* [Aim of the task]:
Each line of the data below that includes the string "potential" must be copied.

[Transcript data for document pages]

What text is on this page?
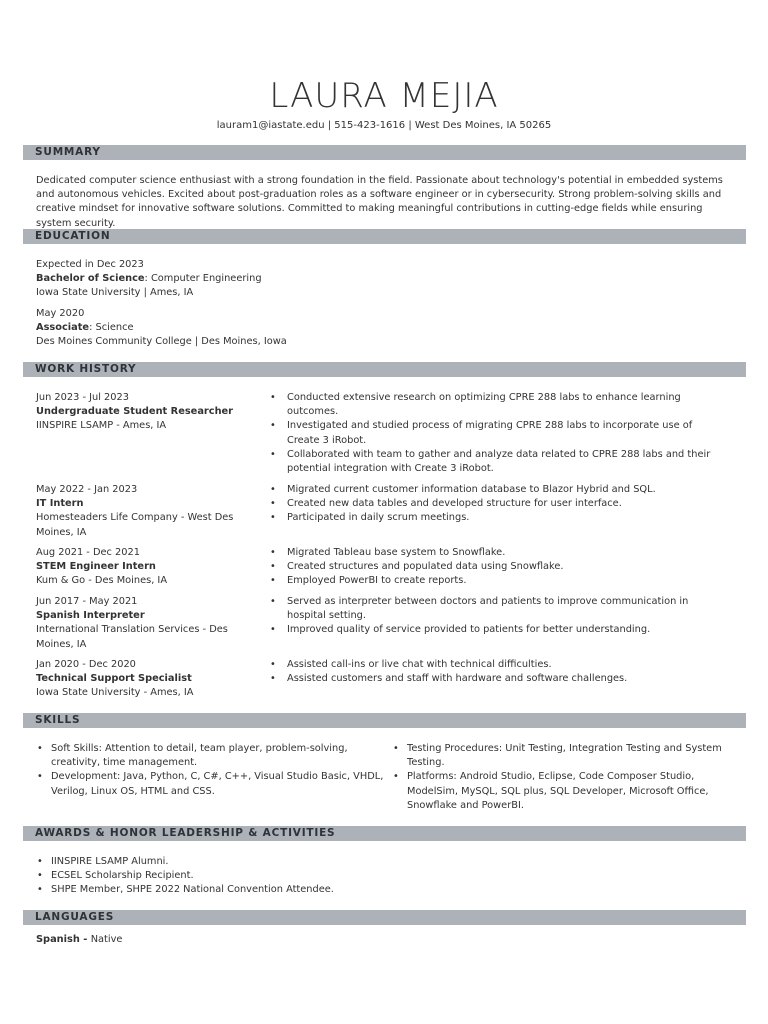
LAURA MEJIA
lauram1@iastate.edu | 515-423-1616 | West Des Moines, IA 50265
SUMMARY
Dedicated computer science enthusiast with a strong foundation in the field. Passionate about technology's potential in embedded systems and autonomous vehicles. Excited about post-graduation roles as a software engineer or in cybersecurity. Strong problem-solving skills and creative mindset for innovative software solutions. Committed to making meaningful contributions in cutting-edge fields while ensuring system security.
EDUCATION
Expected in Dec 2023
Bachelor of Science: Computer Engineering
Iowa State University | Ames, IA
May 2020
Associate: Science
Des Moines Community College | Des Moines, Iowa
WORK HISTORY
Jun 2023 - Jul 2023
Undergraduate Student Researcher
IINSPIRE LSAMP - Ames, IA
• Conducted extensive research on optimizing CPRE 288 labs to enhance learning outcomes.
• Investigated and studied process of migrating CPRE 288 labs to incorporate use of Create 3 iRobot.
• Collaborated with team to gather and analyze data related to CPRE 288 labs and their potential integration with Create 3 iRobot.
May 2022 - Jan 2023
IT Intern
Homesteaders Life Company - West Des Moines, IA
• Migrated current customer information database to Blazor Hybrid and SQL.
• Created new data tables and developed structure for user interface.
• Participated in daily scrum meetings.
Aug 2021 - Dec 2021
STEM Engineer Intern
Kum & Go - Des Moines, IA
• Migrated Tableau base system to Snowflake.
• Created structures and populated data using Snowflake.
• Employed PowerBI to create reports.
Jun 2017 - May 2021
Spanish Interpreter
International Translation Services - Des Moines, IA
• Served as interpreter between doctors and patients to improve communication in hospital setting.
• Improved quality of service provided to patients for better understanding.
Jan 2020 - Dec 2020
Technical Support Specialist
Iowa State University - Ames, IA
• Assisted call-ins or live chat with technical difficulties.
• Assisted customers and staff with hardware and software challenges.
SKILLS
• Soft Skills: Attention to detail, team player, problem-solving, creativity, time management.
• Development: Java, Python, C, C#, C++, Visual Studio Basic, VHDL, Verilog, Linux OS, HTML and CSS.
• Testing Procedures: Unit Testing, Integration Testing and System Testing.
• Platforms: Android Studio, Eclipse, Code Composer Studio, ModelSim, MySQL, SQL plus, SQL Developer, Microsoft Office, Snowflake and PowerBI.
AWARDS & HONOR LEADERSHIP & ACTIVITIES
• IINSPIRE LSAMP Alumni.
• ECSEL Scholarship Recipient.
• SHPE Member, SHPE 2022 National Convention Attendee.
LANGUAGES
Spanish - Native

* [Result below]:
Dedicated computer science enthusiast with a strong foundation in the field. Passionate about technology's potential in embedded systems and autonomous vehicles. Excited about post-graduation roles as a software engineer or in cybersecurity. Strong problem-solving skills and creative mindset for innovative software solutions. Committed to making meaningful contributions in cutting-edge fields while ensuring system security.
• Collaborated with team to gather and analyze data related to CPRE 288 labs and their potential integration with Create 3 iRobot.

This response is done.